"""
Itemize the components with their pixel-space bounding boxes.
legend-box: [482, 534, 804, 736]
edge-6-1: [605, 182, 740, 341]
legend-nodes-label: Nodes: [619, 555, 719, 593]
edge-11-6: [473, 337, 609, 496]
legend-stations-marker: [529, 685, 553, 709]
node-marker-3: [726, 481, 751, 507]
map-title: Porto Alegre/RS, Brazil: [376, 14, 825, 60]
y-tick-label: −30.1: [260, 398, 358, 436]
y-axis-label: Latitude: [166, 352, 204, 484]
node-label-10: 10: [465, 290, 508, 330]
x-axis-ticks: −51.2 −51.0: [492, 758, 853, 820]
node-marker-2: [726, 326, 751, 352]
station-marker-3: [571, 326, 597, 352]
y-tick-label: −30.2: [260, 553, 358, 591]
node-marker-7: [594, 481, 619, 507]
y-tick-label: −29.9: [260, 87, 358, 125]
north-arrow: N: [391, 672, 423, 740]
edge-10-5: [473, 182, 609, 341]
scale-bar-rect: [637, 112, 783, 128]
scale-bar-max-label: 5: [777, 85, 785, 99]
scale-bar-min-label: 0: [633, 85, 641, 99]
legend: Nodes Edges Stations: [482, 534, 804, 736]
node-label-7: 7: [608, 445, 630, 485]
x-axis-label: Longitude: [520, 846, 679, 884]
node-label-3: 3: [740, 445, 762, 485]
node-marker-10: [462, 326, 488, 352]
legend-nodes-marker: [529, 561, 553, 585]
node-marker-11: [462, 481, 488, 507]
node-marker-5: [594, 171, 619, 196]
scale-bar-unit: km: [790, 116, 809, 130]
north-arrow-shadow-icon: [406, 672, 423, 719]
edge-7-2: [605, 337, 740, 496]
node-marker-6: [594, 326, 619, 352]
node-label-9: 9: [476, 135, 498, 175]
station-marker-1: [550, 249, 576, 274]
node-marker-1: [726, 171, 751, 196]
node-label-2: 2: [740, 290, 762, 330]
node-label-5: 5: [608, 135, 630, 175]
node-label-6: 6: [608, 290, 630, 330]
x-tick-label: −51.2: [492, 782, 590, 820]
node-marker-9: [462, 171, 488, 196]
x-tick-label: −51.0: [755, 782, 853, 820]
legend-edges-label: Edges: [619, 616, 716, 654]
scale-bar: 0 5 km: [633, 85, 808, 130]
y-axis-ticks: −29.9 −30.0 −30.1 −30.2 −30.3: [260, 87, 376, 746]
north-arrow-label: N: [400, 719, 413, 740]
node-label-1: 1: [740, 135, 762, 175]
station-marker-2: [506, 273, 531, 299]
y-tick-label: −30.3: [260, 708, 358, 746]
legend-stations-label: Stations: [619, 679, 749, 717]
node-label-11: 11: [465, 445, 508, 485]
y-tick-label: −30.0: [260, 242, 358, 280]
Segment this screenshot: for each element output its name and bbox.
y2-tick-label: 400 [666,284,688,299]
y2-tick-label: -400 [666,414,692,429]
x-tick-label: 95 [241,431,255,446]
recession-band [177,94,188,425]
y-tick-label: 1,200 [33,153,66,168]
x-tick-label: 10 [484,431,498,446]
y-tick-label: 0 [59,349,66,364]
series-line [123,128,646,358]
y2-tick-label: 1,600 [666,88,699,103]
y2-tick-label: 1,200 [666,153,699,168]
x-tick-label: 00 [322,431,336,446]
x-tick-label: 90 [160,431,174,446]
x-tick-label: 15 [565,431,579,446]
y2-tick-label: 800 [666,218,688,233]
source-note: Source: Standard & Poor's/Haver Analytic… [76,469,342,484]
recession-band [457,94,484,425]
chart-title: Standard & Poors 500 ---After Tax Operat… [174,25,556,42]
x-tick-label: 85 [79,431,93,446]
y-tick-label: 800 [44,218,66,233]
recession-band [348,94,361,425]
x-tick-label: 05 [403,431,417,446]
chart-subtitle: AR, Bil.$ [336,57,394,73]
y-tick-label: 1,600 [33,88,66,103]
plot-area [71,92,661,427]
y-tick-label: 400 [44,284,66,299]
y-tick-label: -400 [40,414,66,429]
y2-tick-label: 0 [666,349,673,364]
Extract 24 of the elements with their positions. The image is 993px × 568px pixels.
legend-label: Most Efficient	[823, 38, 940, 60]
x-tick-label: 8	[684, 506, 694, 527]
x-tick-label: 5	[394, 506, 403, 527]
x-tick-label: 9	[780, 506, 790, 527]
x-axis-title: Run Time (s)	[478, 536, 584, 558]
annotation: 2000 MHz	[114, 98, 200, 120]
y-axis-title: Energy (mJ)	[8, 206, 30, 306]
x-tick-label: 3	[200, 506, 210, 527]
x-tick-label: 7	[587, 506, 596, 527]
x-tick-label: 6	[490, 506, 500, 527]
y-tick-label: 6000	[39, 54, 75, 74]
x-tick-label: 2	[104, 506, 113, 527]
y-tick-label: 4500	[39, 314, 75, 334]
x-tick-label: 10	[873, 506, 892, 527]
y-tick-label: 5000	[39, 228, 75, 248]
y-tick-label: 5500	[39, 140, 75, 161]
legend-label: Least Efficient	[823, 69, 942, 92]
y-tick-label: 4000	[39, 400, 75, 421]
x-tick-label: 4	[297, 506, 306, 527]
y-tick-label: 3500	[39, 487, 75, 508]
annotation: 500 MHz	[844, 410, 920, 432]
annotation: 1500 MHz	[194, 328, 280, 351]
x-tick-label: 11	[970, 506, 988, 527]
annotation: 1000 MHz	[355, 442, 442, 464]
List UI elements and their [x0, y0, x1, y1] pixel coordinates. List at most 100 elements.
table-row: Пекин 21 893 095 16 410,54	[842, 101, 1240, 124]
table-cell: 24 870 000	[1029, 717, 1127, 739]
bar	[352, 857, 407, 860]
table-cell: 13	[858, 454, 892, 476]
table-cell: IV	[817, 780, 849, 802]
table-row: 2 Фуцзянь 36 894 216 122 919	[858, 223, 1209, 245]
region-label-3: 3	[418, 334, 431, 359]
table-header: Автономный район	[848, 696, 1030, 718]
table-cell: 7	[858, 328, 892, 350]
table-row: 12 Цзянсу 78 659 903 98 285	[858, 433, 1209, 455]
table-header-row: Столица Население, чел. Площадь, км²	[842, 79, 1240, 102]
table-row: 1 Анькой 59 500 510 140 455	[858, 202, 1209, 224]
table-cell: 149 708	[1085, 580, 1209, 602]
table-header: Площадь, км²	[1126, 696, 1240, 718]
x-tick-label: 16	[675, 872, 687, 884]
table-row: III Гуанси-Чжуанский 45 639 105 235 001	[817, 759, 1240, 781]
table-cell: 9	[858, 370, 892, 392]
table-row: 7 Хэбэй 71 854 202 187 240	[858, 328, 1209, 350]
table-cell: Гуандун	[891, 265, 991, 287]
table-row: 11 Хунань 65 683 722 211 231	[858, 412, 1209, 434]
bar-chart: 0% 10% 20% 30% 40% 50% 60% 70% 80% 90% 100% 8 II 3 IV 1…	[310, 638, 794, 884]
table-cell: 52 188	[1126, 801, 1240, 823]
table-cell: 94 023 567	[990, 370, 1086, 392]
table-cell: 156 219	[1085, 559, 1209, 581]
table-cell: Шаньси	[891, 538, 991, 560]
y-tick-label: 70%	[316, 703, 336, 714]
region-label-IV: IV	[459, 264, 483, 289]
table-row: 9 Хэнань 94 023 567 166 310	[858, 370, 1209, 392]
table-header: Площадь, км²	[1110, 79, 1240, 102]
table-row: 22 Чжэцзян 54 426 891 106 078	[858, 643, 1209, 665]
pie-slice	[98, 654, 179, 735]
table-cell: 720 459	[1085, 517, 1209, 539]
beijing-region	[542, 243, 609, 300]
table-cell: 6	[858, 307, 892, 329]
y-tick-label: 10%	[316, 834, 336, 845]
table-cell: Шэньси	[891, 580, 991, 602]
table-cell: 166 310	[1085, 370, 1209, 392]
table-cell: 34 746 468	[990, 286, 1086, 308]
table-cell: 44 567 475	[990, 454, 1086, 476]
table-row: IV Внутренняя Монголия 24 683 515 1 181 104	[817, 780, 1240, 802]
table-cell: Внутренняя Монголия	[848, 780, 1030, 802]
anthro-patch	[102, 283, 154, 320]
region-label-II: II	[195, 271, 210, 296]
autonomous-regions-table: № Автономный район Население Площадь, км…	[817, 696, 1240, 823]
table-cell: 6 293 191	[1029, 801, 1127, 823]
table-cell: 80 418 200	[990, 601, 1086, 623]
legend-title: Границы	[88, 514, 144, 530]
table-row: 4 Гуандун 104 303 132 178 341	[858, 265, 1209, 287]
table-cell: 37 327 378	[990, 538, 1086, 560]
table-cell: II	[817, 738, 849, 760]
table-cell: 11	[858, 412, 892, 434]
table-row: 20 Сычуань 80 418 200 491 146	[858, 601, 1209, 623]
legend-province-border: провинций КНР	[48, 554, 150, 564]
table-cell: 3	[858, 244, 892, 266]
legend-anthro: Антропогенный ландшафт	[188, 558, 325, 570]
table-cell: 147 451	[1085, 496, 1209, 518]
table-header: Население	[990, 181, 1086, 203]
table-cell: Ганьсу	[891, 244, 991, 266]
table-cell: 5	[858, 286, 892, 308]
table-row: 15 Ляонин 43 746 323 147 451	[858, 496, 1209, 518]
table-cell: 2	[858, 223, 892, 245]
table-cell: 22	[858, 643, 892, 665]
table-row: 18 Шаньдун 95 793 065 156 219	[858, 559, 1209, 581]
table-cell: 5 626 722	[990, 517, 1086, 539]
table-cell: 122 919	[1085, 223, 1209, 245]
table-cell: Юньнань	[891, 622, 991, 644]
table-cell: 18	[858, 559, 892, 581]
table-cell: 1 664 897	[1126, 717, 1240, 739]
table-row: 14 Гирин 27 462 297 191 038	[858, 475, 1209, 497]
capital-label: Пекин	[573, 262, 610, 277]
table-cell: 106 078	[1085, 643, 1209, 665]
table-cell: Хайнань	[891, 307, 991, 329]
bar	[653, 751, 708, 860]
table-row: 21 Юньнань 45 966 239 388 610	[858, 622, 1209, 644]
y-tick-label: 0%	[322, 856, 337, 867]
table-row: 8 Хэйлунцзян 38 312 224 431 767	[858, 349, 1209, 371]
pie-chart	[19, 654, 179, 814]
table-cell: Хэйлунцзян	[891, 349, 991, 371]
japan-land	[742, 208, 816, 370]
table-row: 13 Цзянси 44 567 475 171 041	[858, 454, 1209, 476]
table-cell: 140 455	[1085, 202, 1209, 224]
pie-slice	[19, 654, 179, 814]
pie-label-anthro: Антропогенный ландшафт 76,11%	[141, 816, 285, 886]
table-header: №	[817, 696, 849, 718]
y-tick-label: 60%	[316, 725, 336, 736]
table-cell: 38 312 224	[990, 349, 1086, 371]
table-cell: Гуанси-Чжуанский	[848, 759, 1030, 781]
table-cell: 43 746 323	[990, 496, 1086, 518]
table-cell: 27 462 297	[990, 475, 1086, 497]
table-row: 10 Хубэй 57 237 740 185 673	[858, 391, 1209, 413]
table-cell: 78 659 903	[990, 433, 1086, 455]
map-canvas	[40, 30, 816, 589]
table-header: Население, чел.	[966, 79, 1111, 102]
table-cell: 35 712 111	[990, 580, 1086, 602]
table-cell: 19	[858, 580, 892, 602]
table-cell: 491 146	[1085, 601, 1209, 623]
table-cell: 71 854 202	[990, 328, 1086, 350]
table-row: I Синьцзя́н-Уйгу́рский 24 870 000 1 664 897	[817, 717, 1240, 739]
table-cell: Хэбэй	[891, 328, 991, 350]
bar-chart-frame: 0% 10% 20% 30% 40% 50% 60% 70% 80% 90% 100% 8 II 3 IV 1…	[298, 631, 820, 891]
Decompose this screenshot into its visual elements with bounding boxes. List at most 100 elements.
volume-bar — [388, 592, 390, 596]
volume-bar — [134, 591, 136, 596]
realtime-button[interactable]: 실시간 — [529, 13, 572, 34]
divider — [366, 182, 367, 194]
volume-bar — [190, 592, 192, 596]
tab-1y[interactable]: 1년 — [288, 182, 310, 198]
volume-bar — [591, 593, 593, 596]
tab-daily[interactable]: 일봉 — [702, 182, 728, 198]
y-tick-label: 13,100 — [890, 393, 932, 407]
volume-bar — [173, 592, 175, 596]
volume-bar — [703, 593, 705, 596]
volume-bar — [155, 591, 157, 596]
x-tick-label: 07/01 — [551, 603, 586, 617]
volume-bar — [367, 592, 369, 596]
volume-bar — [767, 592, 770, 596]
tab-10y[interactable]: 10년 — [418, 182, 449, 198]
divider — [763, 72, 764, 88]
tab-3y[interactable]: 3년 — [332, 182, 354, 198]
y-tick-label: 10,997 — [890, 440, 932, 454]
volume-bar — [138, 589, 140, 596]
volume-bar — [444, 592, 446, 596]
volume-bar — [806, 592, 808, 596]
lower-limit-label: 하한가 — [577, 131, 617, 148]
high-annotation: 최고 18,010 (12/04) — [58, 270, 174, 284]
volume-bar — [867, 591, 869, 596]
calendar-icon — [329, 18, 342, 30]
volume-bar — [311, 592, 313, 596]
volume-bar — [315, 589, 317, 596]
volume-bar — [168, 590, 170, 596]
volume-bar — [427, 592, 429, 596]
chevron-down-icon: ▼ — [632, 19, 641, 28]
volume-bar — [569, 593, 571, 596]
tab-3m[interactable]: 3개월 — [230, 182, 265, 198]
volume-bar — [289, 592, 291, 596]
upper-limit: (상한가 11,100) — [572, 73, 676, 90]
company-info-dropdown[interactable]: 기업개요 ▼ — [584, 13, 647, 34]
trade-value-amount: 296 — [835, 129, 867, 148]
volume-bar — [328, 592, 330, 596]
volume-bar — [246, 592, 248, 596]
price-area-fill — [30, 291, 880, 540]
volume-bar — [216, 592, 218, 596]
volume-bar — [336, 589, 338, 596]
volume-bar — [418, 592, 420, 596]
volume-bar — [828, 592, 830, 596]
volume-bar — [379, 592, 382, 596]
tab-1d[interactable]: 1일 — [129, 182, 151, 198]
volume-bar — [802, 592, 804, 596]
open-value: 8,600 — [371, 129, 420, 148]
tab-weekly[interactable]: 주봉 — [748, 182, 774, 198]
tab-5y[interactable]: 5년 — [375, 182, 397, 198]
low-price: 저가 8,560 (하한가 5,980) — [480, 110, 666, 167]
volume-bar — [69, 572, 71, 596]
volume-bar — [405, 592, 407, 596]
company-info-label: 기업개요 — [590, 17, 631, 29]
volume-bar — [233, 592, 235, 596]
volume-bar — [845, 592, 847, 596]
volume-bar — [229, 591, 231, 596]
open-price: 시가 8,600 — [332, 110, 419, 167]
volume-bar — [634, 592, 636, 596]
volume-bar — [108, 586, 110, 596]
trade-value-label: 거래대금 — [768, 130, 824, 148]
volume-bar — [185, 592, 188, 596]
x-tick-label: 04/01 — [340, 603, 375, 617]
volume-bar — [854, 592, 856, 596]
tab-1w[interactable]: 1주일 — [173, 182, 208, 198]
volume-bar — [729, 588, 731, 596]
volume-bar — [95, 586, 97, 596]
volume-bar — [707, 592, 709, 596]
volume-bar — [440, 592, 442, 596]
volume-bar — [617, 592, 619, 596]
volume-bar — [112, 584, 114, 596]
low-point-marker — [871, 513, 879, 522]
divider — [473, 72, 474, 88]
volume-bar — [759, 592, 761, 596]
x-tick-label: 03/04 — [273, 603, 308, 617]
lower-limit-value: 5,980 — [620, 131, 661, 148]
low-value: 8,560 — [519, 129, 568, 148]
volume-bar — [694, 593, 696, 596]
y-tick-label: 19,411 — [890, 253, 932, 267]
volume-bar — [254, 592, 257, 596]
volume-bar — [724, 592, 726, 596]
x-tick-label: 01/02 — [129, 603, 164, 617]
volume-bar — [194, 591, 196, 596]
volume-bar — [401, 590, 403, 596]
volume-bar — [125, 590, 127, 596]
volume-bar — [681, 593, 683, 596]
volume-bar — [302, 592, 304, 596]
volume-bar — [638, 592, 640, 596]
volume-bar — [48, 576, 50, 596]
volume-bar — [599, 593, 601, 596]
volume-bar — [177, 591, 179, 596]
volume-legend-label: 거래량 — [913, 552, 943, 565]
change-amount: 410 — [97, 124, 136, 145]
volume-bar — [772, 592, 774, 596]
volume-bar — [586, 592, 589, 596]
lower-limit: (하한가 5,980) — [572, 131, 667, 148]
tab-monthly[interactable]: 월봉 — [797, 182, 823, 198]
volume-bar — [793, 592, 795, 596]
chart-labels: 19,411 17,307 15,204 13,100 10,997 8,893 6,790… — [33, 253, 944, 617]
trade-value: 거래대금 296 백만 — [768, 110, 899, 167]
"""
REQUIRED WORK >>
Write out the lines from the start of the listing through the line containing "station-marker-2: [506, 273, 531, 299]", both ends included.

WRITTEN SOLUTION >>
Itemize the components with their pixel-space bounding boxes.
legend-box: [482, 534, 804, 736]
edge-6-1: [605, 182, 740, 341]
legend-nodes-label: Nodes: [619, 555, 719, 593]
edge-11-6: [473, 337, 609, 496]
legend-stations-marker: [529, 685, 553, 709]
node-marker-3: [726, 481, 751, 507]
map-title: Porto Alegre/RS, Brazil: [376, 14, 825, 60]
y-tick-label: −30.1: [260, 398, 358, 436]
y-axis-label: Latitude: [166, 352, 204, 484]
node-label-10: 10: [465, 290, 508, 330]
x-axis-ticks: −51.2 −51.0: [492, 758, 853, 820]
node-marker-2: [726, 326, 751, 352]
station-marker-3: [571, 326, 597, 352]
y-tick-label: −30.2: [260, 553, 358, 591]
node-marker-7: [594, 481, 619, 507]
y-tick-label: −29.9: [260, 87, 358, 125]
north-arrow: N: [391, 672, 423, 740]
edge-10-5: [473, 182, 609, 341]
scale-bar-rect: [637, 112, 783, 128]
scale-bar-max-label: 5: [777, 85, 785, 99]
scale-bar-min-label: 0: [633, 85, 641, 99]
legend: Nodes Edges Stations: [482, 534, 804, 736]
node-label-7: 7: [608, 445, 630, 485]
x-axis-label: Longitude: [520, 846, 679, 884]
node-label-3: 3: [740, 445, 762, 485]
node-marker-10: [462, 326, 488, 352]
legend-nodes-marker: [529, 561, 553, 585]
node-marker-11: [462, 481, 488, 507]
node-marker-5: [594, 171, 619, 196]
scale-bar-unit: km: [790, 116, 809, 130]
north-arrow-shadow-icon: [406, 672, 423, 719]
edge-7-2: [605, 337, 740, 496]
node-marker-6: [594, 326, 619, 352]
node-label-9: 9: [476, 135, 498, 175]
station-marker-1: [550, 249, 576, 274]
node-marker-1: [726, 171, 751, 196]
node-label-2: 2: [740, 290, 762, 330]
node-label-5: 5: [608, 135, 630, 175]
node-label-6: 6: [608, 290, 630, 330]
x-tick-label: −51.2: [492, 782, 590, 820]
node-marker-9: [462, 171, 488, 196]
x-tick-label: −51.0: [755, 782, 853, 820]
legend-edges-label: Edges: [619, 616, 716, 654]
scale-bar: 0 5 km: [633, 85, 808, 130]
y-axis-ticks: −29.9 −30.0 −30.1 −30.2 −30.3: [260, 87, 376, 746]
north-arrow-label: N: [400, 719, 413, 740]
node-label-1: 1: [740, 135, 762, 175]
station-marker-2: [506, 273, 531, 299]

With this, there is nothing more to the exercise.